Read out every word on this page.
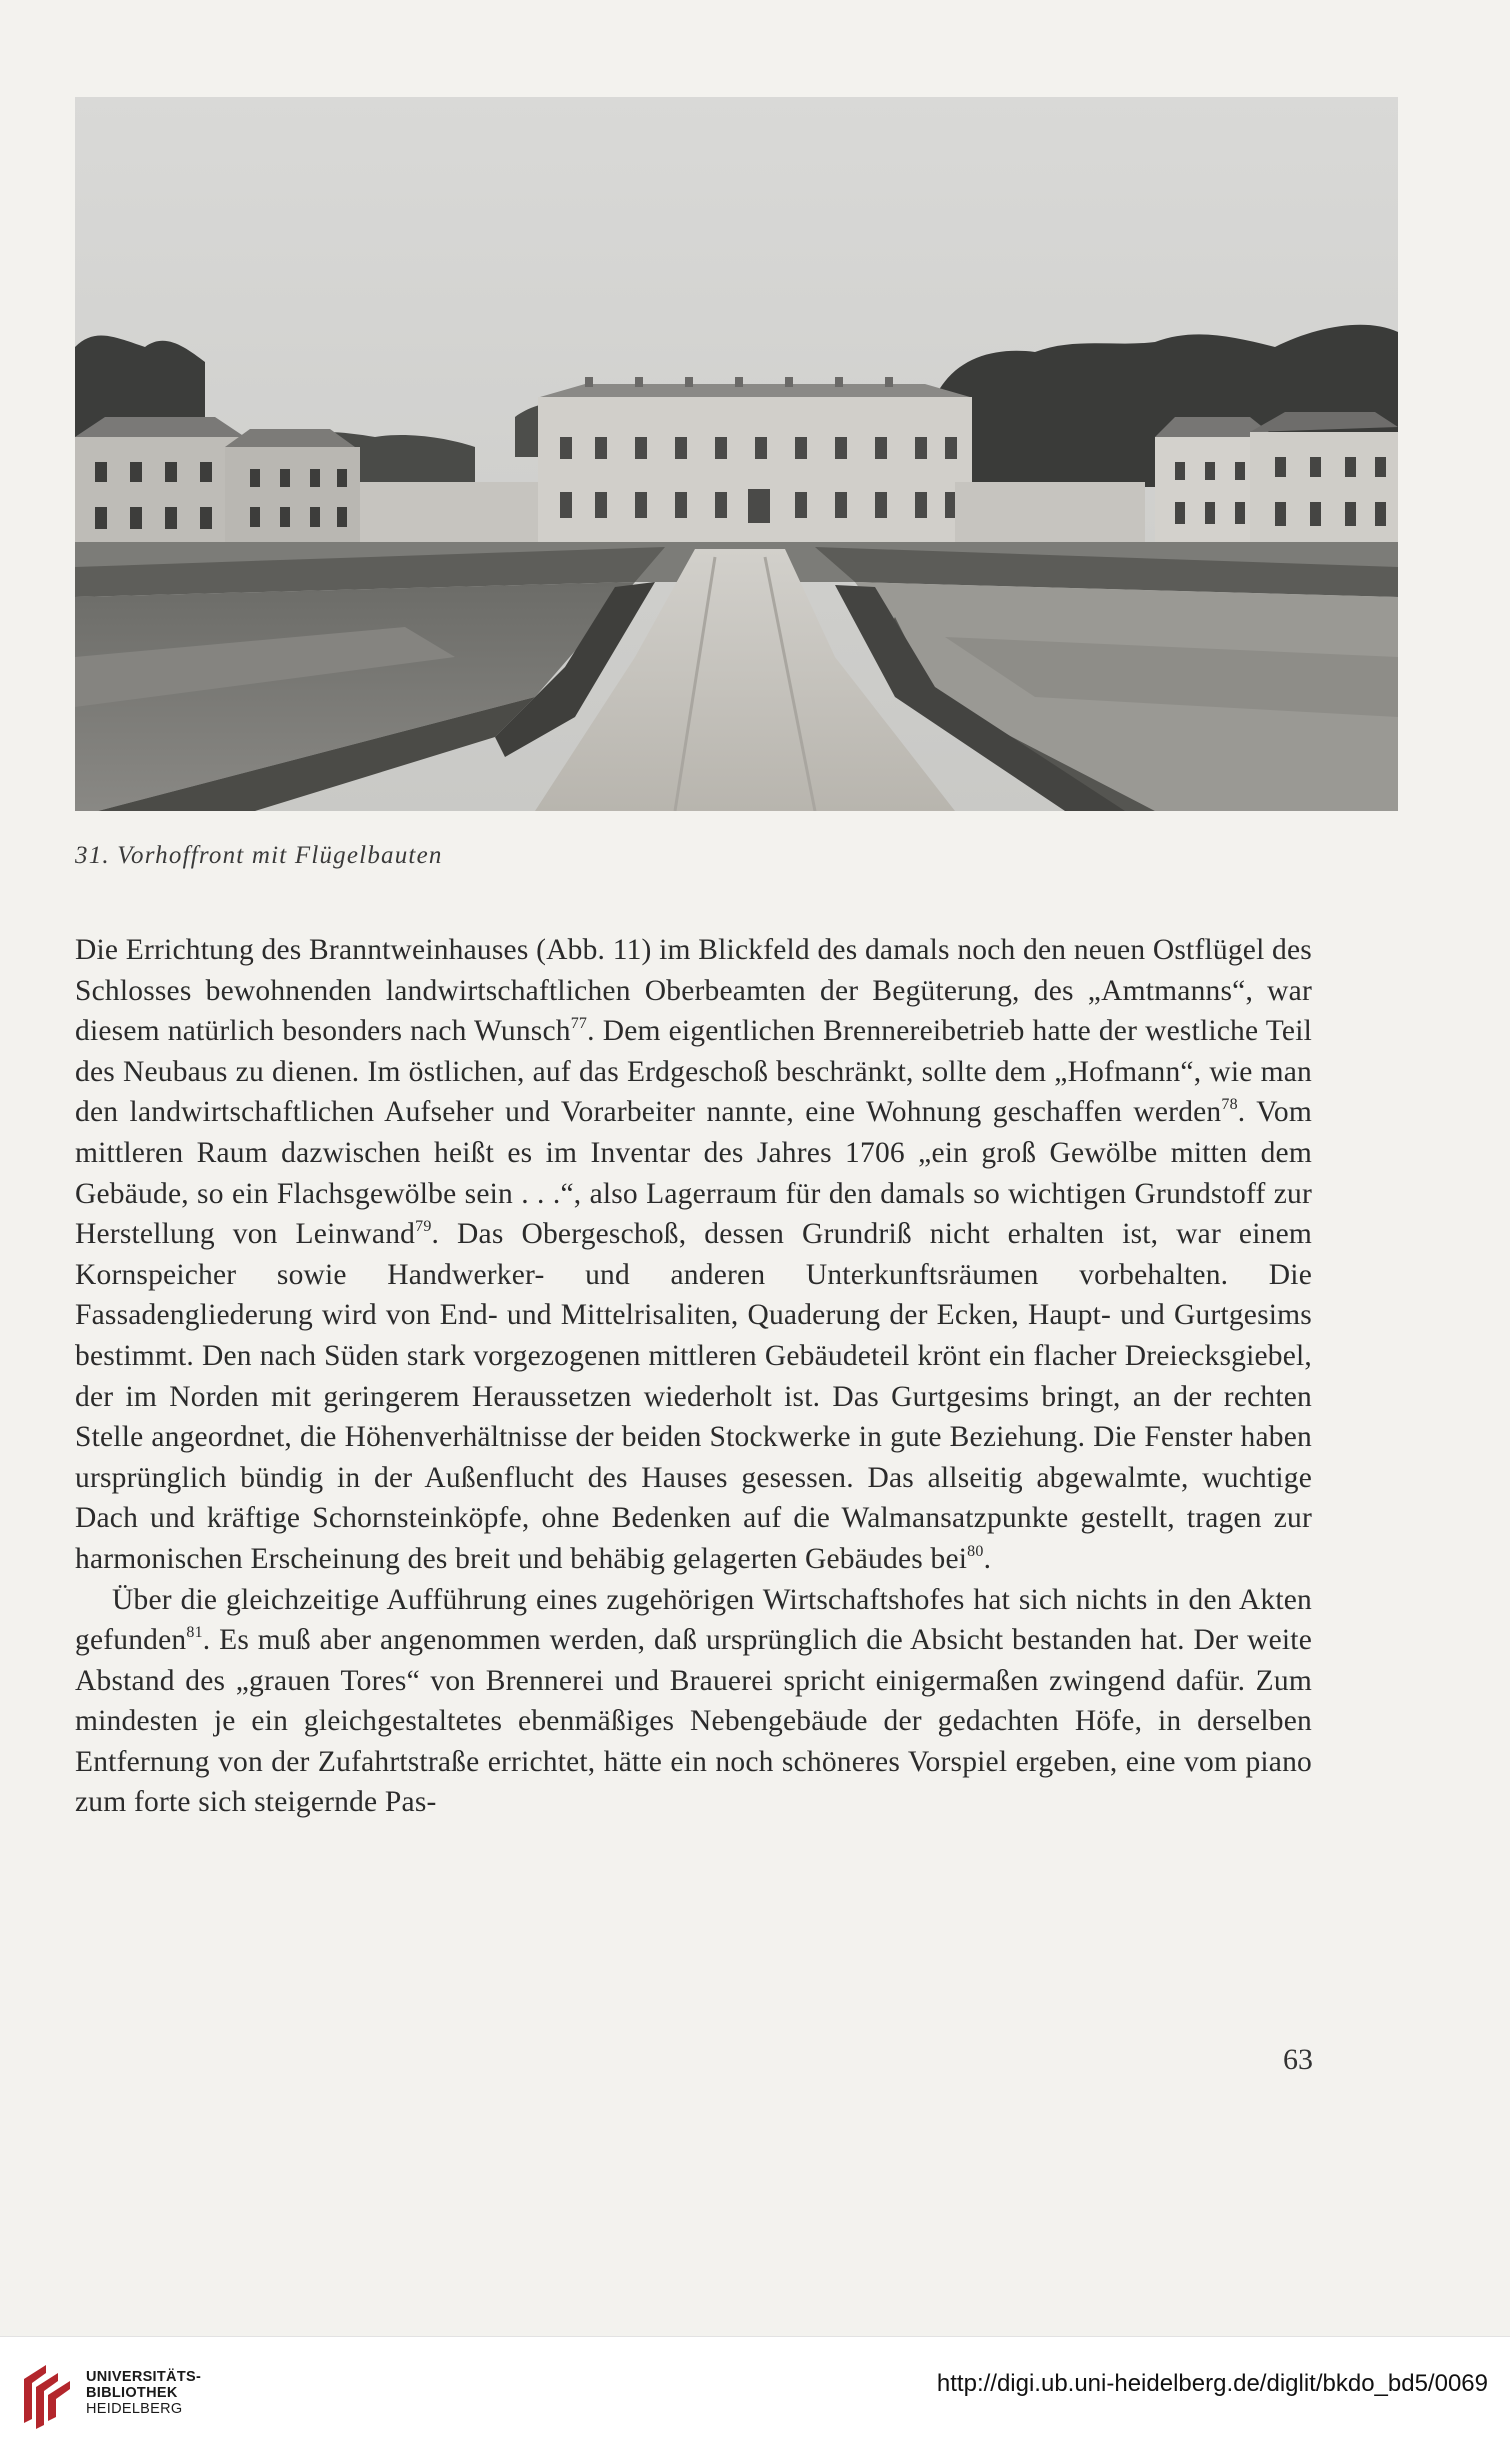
31. Vorhoffront mit Flügelbauten

Die Errichtung des Branntweinhauses (Abb. 11) im Blickfeld des damals noch den neuen Ostflügel des Schlosses bewohnenden landwirtschaftlichen Oberbeamten der Begüterung, des „Amtmanns“, war diesem natürlich besonders nach Wunsch$^{77}$. Dem eigentlichen Brennereibetrieb hatte der westliche Teil des Neubaus zu dienen. Im östlichen, auf das Erdgeschoß beschränkt, sollte dem „Hofmann“, wie man den landwirtschaftlichen Aufseher und Vorarbeiter nannte, eine Wohnung geschaffen werden$^{78}$. Vom mittleren Raum dazwischen heißt es im Inventar des Jahres 1706 „ein groß Gewölbe mitten dem Gebäude, so ein Flachsgewölbe sein . . .“, also Lagerraum für den damals so wichtigen Grundstoff zur Herstellung von Leinwand$^{79}$. Das Obergeschoß, dessen Grundriß nicht erhalten ist, war einem Kornspeicher sowie Handwerker- und anderen Unterkunftsräumen vorbehalten. Die Fassadengliederung wird von End- und Mittelrisaliten, Quaderung der Ecken, Haupt- und Gurtgesims bestimmt. Den nach Süden stark vorgezogenen mittleren Gebäudeteil krönt ein flacher Dreiecksgiebel, der im Norden mit geringerem Heraussetzen wiederholt ist. Das Gurtgesims bringt, an der rechten Stelle angeordnet, die Höhenverhältnisse der beiden Stockwerke in gute Beziehung. Die Fenster haben ursprünglich bündig in der Außenflucht des Hauses gesessen. Das allseitig abgewalmte, wuchtige Dach und kräftige Schornsteinköpfe, ohne Bedenken auf die Walmansatzpunkte gestellt, tragen zur harmonischen Erscheinung des breit und behäbig gelagerten Gebäudes bei$^{80}$.

Über die gleichzeitige Aufführung eines zugehörigen Wirtschaftshofes hat sich nichts in den Akten gefunden$^{81}$. Es muß aber angenommen werden, daß ursprünglich die Absicht bestanden hat. Der weite Abstand des „grauen Tores“ von Brennerei und Brauerei spricht einigermaßen zwingend dafür. Zum mindesten je ein gleichgestaltetes ebenmäßiges Nebengebäude der gedachten Höfe, in derselben Entfernung von der Zufahrtstraße errichtet, hätte ein noch schöneres Vorspiel ergeben, eine vom piano zum forte sich steigernde Pas-

63
UNIVERSITÄTS-
BIBLIOTHEK
HEIDELBERG
http://digi.ub.uni-heidelberg.de/diglit/bkdo_bd5/0069
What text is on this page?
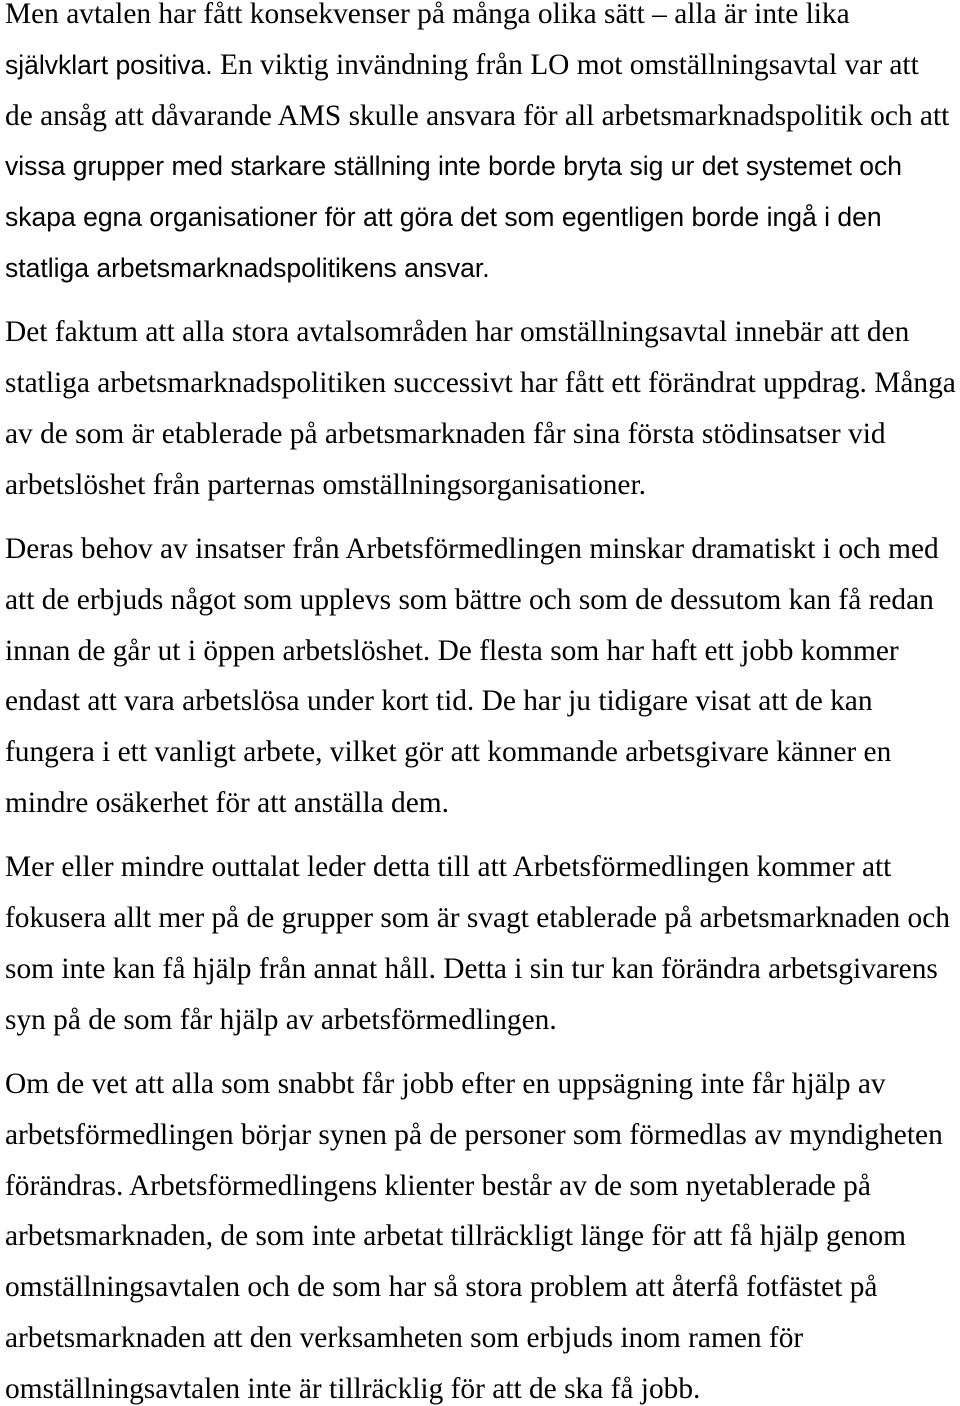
Men avtalen har fått konsekvenser på många olika sätt – alla är inte lika
självklart positiva. En viktig invändning från LO mot omställningsavtal var att
de ansåg att dåvarande AMS skulle ansvara för all arbetsmarknadspolitik och att
vissa grupper med starkare ställning inte borde bryta sig ur det systemet och
skapa egna organisationer för att göra det som egentligen borde ingå i den
statliga arbetsmarknadspolitikens ansvar.
Det faktum att alla stora avtalsområden har omställningsavtal innebär att den
statliga arbetsmarknadspolitiken successivt har fått ett förändrat uppdrag. Många
av de som är etablerade på arbetsmarknaden får sina första stödinsatser vid
arbetslöshet från parternas omställningsorganisationer.
Deras behov av insatser från Arbetsförmedlingen minskar dramatiskt i och med
att de erbjuds något som upplevs som bättre och som de dessutom kan få redan
innan de går ut i öppen arbetslöshet. De flesta som har haft ett jobb kommer
endast att vara arbetslösa under kort tid. De har ju tidigare visat att de kan
fungera i ett vanligt arbete, vilket gör att kommande arbetsgivare känner en
mindre osäkerhet för att anställa dem.
Mer eller mindre outtalat leder detta till att Arbetsförmedlingen kommer att
fokusera allt mer på de grupper som är svagt etablerade på arbetsmarknaden och
som inte kan få hjälp från annat håll. Detta i sin tur kan förändra arbetsgivarens
syn på de som får hjälp av arbetsförmedlingen.
Om de vet att alla som snabbt får jobb efter en uppsägning inte får hjälp av
arbetsförmedlingen börjar synen på de personer som förmedlas av myndigheten
förändras. Arbetsförmedlingens klienter består av de som nyetablerade på
arbetsmarknaden, de som inte arbetat tillräckligt länge för att få hjälp genom
omställningsavtalen och de som har så stora problem att återfå fotfästet på
arbetsmarknaden att den verksamheten som erbjuds inom ramen för
omställningsavtalen inte är tillräcklig för att de ska få jobb.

------------------------

» AIM OF THE TASK:
Would you set down the listing exactly, omitting pictures?

» ANSWER AREA:
Read out every word on this page.
31. Vorhoffront mit Flügelbauten

Die Errichtung des Branntweinhauses (Abb. 11) im Blickfeld des damals noch den neuen Ostflügel des Schlosses bewohnenden landwirtschaftlichen Oberbeamten der Begüterung, des „Amtmanns“, war diesem natürlich besonders nach Wunsch$^{77}$. Dem eigentlichen Brennereibetrieb hatte der westliche Teil des Neubaus zu dienen. Im östlichen, auf das Erdgeschoß beschränkt, sollte dem „Hofmann“, wie man den landwirtschaftlichen Aufseher und Vorarbeiter nannte, eine Wohnung geschaffen werden$^{78}$. Vom mittleren Raum dazwischen heißt es im Inventar des Jahres 1706 „ein groß Gewölbe mitten dem Gebäude, so ein Flachsgewölbe sein . . .“, also Lagerraum für den damals so wichtigen Grundstoff zur Herstellung von Leinwand$^{79}$. Das Obergeschoß, dessen Grundriß nicht erhalten ist, war einem Kornspeicher sowie Handwerker- und anderen Unterkunftsräumen vorbehalten. Die Fassadengliederung wird von End- und Mittelrisaliten, Quaderung der Ecken, Haupt- und Gurtgesims bestimmt. Den nach Süden stark vorgezogenen mittleren Gebäudeteil krönt ein flacher Dreiecksgiebel, der im Norden mit geringerem Heraussetzen wiederholt ist. Das Gurtgesims bringt, an der rechten Stelle angeordnet, die Höhenverhältnisse der beiden Stockwerke in gute Beziehung. Die Fenster haben ursprünglich bündig in der Außenflucht des Hauses gesessen. Das allseitig abgewalmte, wuchtige Dach und kräftige Schornsteinköpfe, ohne Bedenken auf die Walmansatzpunkte gestellt, tragen zur harmonischen Erscheinung des breit und behäbig gelagerten Gebäudes bei$^{80}$.

Über die gleichzeitige Aufführung eines zugehörigen Wirtschaftshofes hat sich nichts in den Akten gefunden$^{81}$. Es muß aber angenommen werden, daß ursprünglich die Absicht bestanden hat. Der weite Abstand des „grauen Tores“ von Brennerei und Brauerei spricht einigermaßen zwingend dafür. Zum mindesten je ein gleichgestaltetes ebenmäßiges Nebengebäude der gedachten Höfe, in derselben Entfernung von der Zufahrtstraße errichtet, hätte ein noch schöneres Vorspiel ergeben, eine vom piano zum forte sich steigernde Pas-

63
UNIVERSITÄTS-
BIBLIOTHEK
HEIDELBERG
http://digi.ub.uni-heidelberg.de/diglit/bkdo_bd5/0069
What text is on this page?
Men avtalen har fått konsekvenser på många olika sätt – alla är inte lika
självklart positiva. En viktig invändning från LO mot omställningsavtal var att
de ansåg att dåvarande AMS skulle ansvara för all arbetsmarknadspolitik och att
vissa grupper med starkare ställning inte borde bryta sig ur det systemet och
skapa egna organisationer för att göra det som egentligen borde ingå i den
statliga arbetsmarknadspolitikens ansvar.
Det faktum att alla stora avtalsområden har omställningsavtal innebär att den
statliga arbetsmarknadspolitiken successivt har fått ett förändrat uppdrag. Många
av de som är etablerade på arbetsmarknaden får sina första stödinsatser vid
arbetslöshet från parternas omställningsorganisationer.
Deras behov av insatser från Arbetsförmedlingen minskar dramatiskt i och med
att de erbjuds något som upplevs som bättre och som de dessutom kan få redan
innan de går ut i öppen arbetslöshet. De flesta som har haft ett jobb kommer
endast att vara arbetslösa under kort tid. De har ju tidigare visat att de kan
fungera i ett vanligt arbete, vilket gör att kommande arbetsgivare känner en
mindre osäkerhet för att anställa dem.
Mer eller mindre outtalat leder detta till att Arbetsförmedlingen kommer att
fokusera allt mer på de grupper som är svagt etablerade på arbetsmarknaden och
som inte kan få hjälp från annat håll. Detta i sin tur kan förändra arbetsgivarens
syn på de som får hjälp av arbetsförmedlingen.
Om de vet att alla som snabbt får jobb efter en uppsägning inte får hjälp av
arbetsförmedlingen börjar synen på de personer som förmedlas av myndigheten
förändras. Arbetsförmedlingens klienter består av de som nyetablerade på
arbetsmarknaden, de som inte arbetat tillräckligt länge för att få hjälp genom
omställningsavtalen och de som har så stora problem att återfå fotfästet på
arbetsmarknaden att den verksamheten som erbjuds inom ramen för
omställningsavtalen inte är tillräcklig för att de ska få jobb.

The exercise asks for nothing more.